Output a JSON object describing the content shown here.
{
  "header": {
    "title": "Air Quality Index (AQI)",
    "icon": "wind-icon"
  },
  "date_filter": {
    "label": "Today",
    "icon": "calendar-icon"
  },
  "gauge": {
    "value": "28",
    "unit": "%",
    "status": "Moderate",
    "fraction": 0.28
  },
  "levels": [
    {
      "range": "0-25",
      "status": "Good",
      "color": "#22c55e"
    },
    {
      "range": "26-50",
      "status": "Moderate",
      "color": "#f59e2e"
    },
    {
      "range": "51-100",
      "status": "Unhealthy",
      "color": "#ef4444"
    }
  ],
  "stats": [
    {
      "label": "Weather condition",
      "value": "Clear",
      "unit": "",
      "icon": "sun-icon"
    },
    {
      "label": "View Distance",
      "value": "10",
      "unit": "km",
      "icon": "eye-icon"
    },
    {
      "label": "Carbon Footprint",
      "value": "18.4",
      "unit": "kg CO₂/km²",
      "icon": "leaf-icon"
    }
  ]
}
· · · · · · ·
§ EXERCISE DETAILS
Repeat the preceding lines exactly, please, every one of them.

§ TASK RESPONSE
Output a JSON object describing the content shown here.
{
  "header": {
    "title": "Air Quality Index (AQI)",
    "icon": "wind-icon"
  },
  "date_filter": {
    "label": "Today",
    "icon": "calendar-icon"
  },
  "gauge": {
    "value": "28",
    "unit": "%",
    "status": "Moderate",
    "fraction": 0.28
  },
  "levels": [
    {
      "range": "0-25",
      "status": "Good",
      "color": "#22c55e"
    },
    {
      "range": "26-50",
      "status": "Moderate",
      "color": "#f59e2e"
    },
    {
      "range": "51-100",
      "status": "Unhealthy",
      "color": "#ef4444"
    }
  ],
  "stats": [
    {
      "label": "Weather condition",
      "value": "Clear",
      "unit": "",
      "icon": "sun-icon"
    },
    {
      "label": "View Distance",
      "value": "10",
      "unit": "km",
      "icon": "eye-icon"
    },
    {
      "label": "Carbon Footprint",
      "value": "18.4",
      "unit": "kg CO₂/km²",
      "icon": "leaf-icon"
    }
  ]
}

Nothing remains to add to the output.